====== Record list ======

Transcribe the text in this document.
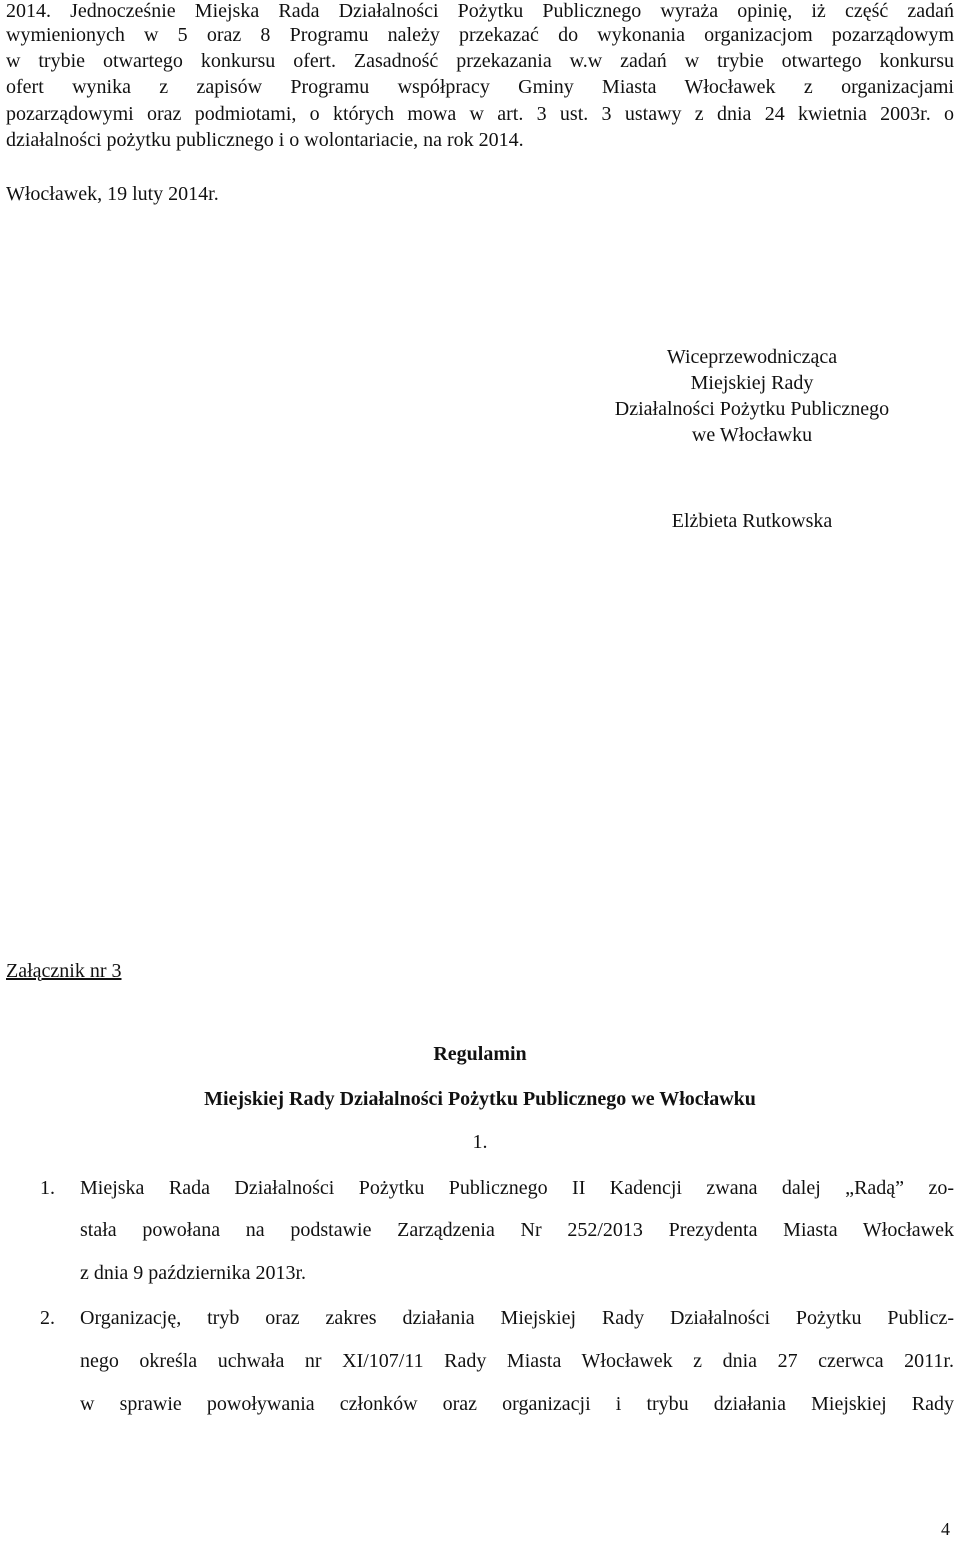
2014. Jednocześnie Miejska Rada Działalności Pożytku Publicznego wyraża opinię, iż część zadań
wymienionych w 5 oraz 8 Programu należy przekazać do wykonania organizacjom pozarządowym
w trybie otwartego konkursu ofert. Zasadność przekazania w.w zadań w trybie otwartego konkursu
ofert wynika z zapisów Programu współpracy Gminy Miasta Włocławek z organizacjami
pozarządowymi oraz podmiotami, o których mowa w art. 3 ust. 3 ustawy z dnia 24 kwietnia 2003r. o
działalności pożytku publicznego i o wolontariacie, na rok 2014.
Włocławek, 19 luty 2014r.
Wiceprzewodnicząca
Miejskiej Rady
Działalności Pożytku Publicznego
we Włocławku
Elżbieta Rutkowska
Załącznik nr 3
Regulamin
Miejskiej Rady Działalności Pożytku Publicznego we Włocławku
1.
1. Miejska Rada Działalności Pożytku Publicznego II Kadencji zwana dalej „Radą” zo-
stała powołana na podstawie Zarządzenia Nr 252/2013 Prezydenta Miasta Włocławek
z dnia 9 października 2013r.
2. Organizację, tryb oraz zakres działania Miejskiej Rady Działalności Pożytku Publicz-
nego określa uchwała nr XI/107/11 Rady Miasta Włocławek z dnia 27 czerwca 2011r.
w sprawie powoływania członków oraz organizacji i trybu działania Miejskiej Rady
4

======
====== Record list ======

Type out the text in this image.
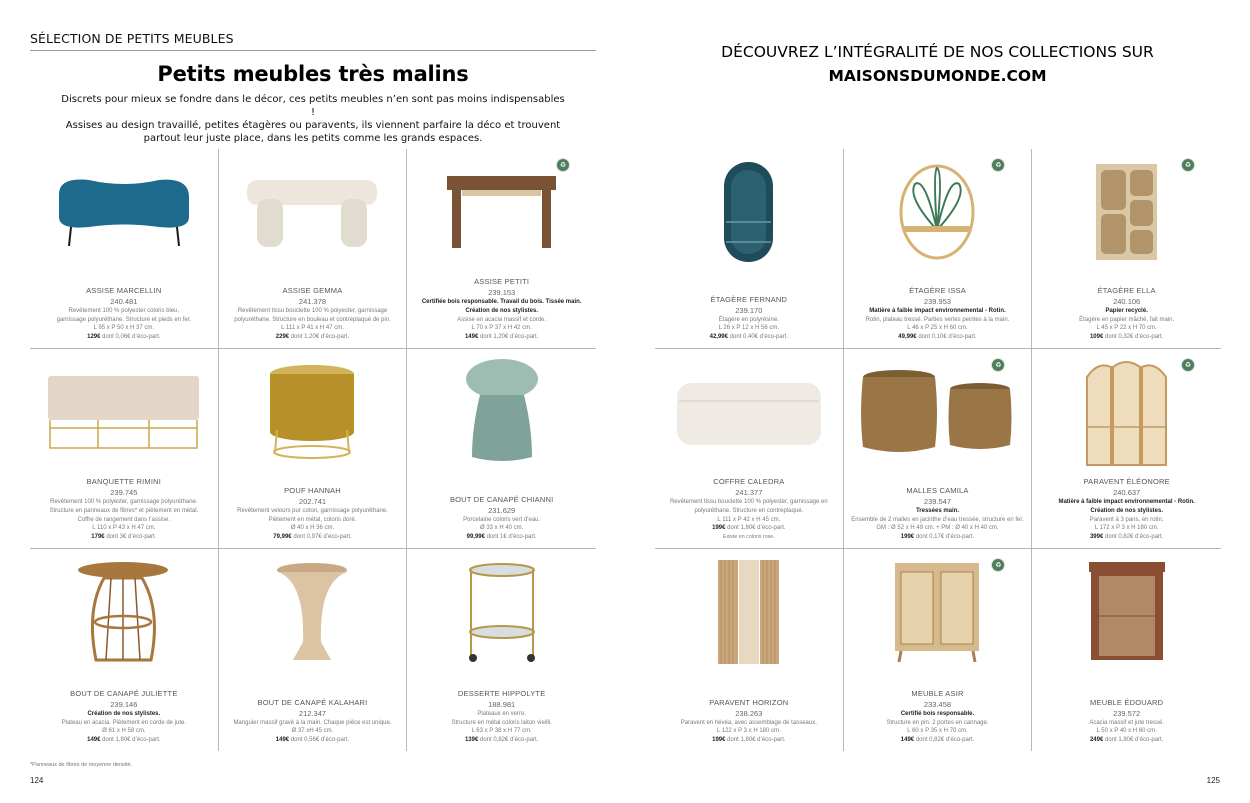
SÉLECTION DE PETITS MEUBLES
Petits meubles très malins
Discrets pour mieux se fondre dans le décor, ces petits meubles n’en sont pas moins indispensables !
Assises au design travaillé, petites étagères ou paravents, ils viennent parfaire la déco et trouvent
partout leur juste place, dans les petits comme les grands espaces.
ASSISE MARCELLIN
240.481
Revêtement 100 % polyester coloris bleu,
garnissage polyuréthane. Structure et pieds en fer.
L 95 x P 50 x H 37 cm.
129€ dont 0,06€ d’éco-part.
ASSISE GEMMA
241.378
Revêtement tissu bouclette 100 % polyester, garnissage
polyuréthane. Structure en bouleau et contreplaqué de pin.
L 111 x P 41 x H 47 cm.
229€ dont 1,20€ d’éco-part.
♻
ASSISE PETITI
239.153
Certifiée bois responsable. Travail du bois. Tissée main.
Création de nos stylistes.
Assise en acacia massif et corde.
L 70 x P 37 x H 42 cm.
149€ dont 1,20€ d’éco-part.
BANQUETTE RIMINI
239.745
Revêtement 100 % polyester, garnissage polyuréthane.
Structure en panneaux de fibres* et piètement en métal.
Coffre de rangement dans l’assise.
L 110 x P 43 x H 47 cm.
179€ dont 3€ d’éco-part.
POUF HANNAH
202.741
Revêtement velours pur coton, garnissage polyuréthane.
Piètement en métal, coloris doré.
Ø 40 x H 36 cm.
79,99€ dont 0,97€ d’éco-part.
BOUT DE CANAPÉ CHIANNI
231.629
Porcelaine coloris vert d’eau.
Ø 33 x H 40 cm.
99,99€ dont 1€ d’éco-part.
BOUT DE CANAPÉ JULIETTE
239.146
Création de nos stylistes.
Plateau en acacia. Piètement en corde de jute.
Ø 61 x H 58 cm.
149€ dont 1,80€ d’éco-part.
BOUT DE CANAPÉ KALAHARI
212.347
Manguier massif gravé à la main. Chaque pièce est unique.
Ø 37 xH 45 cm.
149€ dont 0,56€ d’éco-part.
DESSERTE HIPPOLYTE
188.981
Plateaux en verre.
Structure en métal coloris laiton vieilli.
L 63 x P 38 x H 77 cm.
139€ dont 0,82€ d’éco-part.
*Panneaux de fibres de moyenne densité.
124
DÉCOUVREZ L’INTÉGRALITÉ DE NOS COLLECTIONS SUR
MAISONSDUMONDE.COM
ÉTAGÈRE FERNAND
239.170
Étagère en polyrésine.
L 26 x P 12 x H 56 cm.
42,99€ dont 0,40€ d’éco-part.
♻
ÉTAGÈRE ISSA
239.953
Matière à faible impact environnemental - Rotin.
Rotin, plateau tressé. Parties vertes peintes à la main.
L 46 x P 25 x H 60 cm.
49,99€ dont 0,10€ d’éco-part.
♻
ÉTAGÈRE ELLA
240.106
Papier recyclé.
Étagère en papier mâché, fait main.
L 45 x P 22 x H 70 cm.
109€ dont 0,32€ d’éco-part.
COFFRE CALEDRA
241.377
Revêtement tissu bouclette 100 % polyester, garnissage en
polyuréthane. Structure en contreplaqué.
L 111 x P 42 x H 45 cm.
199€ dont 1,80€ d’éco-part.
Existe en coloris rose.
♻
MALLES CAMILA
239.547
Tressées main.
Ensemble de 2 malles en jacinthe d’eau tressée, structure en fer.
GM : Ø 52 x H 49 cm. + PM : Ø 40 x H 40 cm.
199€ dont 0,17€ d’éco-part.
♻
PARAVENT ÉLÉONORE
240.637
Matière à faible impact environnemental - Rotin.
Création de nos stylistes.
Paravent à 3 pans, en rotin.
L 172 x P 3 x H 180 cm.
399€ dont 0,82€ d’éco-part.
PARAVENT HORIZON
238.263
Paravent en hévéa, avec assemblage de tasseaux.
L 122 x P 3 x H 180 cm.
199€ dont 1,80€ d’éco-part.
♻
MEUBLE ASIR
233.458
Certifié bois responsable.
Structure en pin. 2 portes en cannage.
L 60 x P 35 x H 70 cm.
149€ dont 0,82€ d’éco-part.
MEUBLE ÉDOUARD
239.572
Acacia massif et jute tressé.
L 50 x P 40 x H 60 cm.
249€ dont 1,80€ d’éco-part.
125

======
====== Record list ======

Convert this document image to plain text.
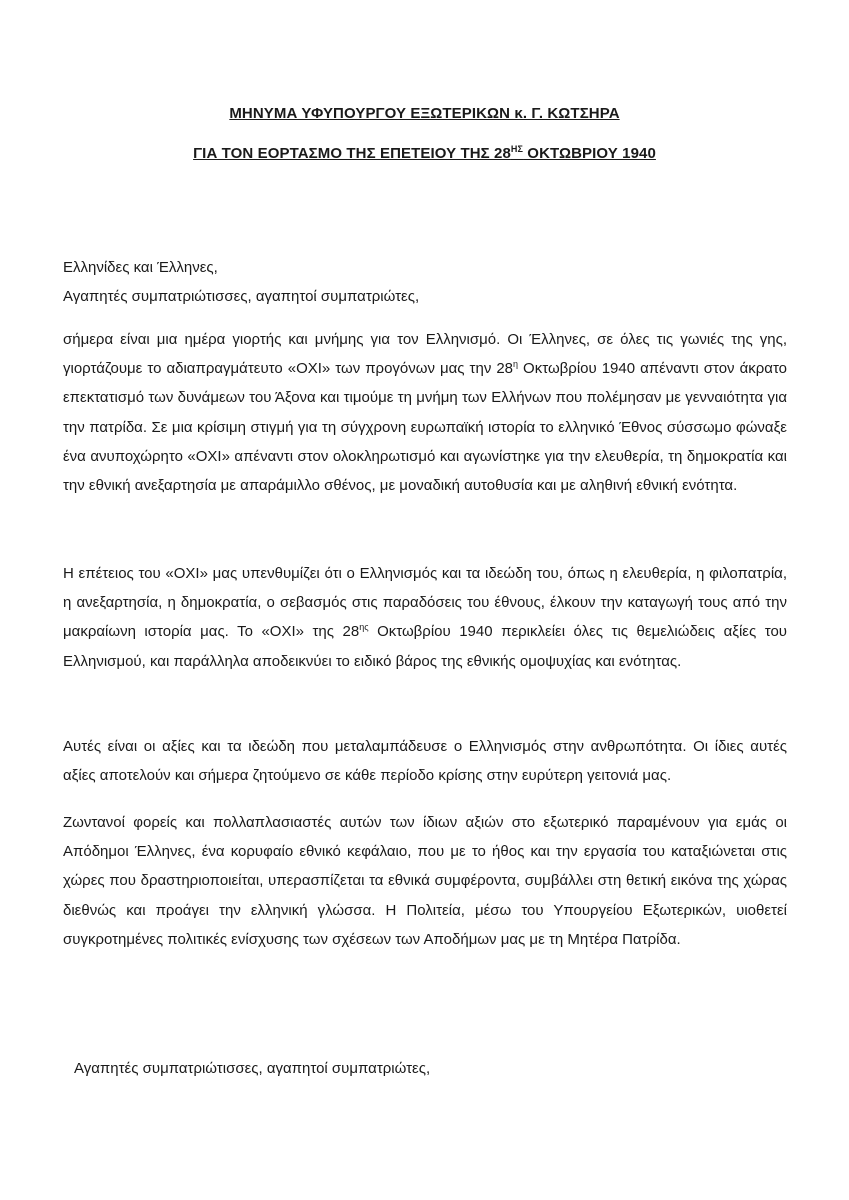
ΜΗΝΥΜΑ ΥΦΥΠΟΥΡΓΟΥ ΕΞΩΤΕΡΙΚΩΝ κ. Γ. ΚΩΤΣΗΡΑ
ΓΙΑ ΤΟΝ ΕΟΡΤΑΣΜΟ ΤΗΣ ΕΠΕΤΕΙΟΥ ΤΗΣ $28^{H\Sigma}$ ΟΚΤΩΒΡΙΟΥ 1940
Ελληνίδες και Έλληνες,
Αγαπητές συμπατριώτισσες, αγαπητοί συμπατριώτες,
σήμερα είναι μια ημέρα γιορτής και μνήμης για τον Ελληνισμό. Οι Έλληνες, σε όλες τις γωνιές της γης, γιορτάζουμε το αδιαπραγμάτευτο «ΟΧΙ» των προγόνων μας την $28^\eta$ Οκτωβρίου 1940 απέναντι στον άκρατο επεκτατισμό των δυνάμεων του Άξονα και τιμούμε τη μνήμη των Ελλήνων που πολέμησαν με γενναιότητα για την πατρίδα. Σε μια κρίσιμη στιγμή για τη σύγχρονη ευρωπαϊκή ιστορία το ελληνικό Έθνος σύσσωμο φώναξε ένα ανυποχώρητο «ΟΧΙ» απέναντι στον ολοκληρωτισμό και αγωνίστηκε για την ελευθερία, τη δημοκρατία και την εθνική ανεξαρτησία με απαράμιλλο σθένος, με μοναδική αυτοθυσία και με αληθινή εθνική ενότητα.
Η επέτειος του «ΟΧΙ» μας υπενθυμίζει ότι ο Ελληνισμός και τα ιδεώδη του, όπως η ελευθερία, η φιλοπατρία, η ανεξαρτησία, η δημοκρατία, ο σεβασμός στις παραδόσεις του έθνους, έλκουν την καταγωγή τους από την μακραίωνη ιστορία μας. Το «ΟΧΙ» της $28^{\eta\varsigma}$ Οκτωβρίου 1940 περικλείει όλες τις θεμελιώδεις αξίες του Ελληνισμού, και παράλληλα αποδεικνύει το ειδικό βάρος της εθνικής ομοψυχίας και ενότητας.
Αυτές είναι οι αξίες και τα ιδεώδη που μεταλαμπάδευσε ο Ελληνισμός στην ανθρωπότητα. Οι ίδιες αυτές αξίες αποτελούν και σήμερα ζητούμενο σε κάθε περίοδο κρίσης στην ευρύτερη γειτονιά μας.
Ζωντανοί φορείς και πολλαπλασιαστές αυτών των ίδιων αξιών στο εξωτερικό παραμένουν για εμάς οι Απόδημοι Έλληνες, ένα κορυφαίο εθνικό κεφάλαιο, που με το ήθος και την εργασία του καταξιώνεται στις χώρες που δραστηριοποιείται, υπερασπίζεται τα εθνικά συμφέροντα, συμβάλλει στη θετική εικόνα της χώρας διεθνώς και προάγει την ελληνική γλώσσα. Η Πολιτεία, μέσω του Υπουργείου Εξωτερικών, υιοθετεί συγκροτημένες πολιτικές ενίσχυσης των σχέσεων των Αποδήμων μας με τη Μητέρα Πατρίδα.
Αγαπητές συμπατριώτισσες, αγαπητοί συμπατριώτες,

======

Stated task>
Copy out every line holding the string "this".

Exercise result>
Transcribe the text in this document.
Type out the text in this image.
Convert this document image to plain text.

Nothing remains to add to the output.